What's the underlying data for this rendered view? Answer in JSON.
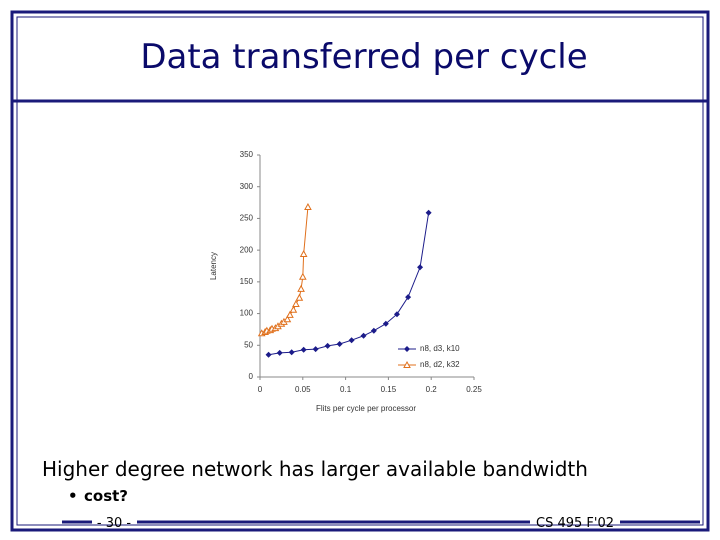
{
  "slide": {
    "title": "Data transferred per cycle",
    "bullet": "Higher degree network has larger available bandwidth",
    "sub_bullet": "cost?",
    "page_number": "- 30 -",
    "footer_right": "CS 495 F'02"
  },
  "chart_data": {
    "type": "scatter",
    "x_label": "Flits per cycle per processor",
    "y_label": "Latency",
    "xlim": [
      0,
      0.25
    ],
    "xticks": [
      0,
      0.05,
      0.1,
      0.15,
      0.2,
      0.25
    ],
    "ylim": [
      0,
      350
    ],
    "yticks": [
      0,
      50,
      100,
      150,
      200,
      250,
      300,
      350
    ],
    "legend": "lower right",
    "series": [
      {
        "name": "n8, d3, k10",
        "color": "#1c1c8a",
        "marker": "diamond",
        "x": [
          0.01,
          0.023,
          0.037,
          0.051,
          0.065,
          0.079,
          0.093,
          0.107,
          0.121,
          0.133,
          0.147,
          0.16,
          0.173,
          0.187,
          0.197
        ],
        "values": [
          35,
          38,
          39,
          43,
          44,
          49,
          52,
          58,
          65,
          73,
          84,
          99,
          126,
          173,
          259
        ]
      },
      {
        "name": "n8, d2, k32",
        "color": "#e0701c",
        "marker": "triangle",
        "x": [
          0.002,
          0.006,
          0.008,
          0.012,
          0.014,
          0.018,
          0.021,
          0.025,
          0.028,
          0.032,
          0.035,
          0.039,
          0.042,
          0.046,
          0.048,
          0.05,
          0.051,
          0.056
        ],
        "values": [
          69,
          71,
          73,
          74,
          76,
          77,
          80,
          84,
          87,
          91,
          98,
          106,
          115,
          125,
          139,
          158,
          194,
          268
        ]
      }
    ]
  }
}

---

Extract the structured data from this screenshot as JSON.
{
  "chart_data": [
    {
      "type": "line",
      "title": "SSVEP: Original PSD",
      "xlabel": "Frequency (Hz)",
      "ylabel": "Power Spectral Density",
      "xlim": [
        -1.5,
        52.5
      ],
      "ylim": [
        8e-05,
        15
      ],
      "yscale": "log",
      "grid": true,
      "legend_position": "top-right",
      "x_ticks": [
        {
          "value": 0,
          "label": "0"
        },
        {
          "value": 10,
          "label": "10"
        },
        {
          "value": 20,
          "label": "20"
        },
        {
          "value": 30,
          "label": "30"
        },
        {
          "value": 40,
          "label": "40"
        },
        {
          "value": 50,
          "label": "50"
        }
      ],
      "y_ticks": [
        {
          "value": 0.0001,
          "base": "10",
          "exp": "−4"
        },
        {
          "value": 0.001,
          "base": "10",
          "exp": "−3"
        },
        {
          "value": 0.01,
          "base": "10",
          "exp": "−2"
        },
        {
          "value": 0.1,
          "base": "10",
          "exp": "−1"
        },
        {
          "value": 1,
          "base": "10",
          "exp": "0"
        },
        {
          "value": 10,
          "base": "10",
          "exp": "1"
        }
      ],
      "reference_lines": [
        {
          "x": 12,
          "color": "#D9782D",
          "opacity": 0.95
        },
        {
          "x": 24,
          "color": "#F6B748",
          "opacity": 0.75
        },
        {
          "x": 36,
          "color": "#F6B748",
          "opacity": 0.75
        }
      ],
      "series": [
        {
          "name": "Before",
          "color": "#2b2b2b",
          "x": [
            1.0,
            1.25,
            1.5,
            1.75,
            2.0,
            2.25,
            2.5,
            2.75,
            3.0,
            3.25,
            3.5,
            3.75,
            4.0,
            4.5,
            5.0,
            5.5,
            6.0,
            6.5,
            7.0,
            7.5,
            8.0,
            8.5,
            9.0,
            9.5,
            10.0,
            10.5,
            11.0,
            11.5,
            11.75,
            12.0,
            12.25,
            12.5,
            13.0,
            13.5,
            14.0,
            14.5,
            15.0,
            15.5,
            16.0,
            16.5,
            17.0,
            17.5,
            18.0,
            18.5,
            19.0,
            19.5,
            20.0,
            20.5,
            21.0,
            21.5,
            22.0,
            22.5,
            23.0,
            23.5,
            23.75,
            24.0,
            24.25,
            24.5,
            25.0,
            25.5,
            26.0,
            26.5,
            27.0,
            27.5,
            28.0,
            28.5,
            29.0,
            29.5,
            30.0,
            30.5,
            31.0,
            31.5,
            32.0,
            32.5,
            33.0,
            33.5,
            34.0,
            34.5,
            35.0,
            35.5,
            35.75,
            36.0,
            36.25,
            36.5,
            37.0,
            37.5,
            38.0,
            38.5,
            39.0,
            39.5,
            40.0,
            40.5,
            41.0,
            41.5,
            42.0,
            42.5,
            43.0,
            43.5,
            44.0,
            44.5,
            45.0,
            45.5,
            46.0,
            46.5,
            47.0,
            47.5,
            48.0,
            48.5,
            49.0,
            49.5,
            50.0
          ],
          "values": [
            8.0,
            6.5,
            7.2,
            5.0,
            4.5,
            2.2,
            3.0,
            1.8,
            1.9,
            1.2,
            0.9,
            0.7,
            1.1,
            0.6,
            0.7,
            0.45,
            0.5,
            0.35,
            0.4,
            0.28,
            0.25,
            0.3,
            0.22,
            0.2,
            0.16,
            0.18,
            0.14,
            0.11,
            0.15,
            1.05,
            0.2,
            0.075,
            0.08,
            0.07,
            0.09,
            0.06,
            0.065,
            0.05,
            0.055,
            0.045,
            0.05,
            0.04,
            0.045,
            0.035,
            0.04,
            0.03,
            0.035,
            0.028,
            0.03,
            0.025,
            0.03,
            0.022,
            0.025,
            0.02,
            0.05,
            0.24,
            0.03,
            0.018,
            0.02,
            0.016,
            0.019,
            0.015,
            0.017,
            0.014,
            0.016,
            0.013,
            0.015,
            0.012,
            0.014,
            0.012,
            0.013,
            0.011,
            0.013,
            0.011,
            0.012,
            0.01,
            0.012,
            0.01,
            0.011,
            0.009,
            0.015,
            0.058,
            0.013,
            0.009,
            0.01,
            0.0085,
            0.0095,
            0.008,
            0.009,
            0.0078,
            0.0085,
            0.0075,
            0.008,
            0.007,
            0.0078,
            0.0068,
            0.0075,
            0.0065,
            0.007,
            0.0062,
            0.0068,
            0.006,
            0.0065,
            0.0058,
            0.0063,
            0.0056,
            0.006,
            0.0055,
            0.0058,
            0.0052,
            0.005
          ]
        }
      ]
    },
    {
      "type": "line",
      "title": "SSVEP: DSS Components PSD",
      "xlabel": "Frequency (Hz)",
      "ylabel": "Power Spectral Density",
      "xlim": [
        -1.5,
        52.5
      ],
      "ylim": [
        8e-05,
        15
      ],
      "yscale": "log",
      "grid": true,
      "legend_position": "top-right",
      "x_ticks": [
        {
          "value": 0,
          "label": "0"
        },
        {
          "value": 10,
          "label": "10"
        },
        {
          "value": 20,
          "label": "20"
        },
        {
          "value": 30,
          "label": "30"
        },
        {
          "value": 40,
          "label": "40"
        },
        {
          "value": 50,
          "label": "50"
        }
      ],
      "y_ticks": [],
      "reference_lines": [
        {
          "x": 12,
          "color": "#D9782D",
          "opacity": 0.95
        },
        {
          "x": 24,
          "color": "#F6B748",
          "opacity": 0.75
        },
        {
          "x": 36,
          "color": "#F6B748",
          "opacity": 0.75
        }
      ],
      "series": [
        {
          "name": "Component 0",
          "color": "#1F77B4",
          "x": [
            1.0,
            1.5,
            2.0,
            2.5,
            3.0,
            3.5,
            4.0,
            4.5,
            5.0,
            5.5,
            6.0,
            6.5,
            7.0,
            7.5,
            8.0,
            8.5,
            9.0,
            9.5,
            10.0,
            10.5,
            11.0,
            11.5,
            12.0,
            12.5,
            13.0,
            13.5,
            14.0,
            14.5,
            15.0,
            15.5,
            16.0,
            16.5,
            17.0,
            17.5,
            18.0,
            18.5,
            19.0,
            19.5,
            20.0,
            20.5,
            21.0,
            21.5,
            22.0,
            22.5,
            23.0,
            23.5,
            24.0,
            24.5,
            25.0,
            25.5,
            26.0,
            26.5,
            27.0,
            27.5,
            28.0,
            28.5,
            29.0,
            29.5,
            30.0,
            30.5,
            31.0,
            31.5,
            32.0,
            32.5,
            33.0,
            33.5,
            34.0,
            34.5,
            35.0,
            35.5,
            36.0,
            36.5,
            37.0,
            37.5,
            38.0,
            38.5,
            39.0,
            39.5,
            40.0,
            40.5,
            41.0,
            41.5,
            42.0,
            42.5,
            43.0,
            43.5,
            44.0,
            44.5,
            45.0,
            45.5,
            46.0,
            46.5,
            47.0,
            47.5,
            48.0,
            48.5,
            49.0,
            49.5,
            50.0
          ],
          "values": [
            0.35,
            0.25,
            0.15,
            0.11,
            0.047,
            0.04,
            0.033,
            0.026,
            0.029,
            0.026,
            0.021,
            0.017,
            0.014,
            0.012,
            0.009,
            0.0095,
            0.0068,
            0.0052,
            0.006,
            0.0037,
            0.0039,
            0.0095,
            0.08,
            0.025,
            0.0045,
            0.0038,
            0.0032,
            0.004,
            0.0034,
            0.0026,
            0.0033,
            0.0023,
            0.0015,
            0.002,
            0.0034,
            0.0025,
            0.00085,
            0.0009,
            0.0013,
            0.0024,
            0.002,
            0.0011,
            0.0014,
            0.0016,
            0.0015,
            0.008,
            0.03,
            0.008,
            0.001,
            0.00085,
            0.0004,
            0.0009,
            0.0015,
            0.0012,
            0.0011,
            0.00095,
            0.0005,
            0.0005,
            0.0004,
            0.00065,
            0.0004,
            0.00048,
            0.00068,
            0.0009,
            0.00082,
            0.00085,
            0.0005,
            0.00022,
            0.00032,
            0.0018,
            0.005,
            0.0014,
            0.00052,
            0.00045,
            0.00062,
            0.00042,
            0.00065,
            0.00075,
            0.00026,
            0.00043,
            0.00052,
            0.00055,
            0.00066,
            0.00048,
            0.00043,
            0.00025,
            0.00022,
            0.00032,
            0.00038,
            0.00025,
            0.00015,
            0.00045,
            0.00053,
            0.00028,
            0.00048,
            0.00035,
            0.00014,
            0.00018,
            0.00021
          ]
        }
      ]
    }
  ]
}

---

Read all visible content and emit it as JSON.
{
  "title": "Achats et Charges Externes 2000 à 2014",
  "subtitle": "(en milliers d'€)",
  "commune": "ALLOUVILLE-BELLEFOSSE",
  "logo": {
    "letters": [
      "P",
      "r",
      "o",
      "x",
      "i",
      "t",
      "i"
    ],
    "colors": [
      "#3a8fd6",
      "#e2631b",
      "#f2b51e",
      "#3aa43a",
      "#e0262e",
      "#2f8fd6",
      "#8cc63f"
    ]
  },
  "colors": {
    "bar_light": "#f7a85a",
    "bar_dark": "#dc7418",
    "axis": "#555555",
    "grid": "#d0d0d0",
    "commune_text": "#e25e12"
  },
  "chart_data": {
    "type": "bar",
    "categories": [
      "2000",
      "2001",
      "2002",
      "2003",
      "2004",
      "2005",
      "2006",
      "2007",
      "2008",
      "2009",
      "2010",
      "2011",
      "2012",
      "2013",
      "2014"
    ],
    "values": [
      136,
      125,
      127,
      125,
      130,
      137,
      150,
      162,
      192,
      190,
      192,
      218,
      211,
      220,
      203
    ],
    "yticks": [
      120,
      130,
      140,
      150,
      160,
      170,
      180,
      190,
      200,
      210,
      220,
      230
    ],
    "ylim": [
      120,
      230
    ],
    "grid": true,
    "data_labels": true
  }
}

---

Exercise instructions = Pick each line holding the word "grid" out of the listing.

Task result =
      "grid": true,
      "grid": true,
    "grid": "#d0d0d0",
    "grid": true,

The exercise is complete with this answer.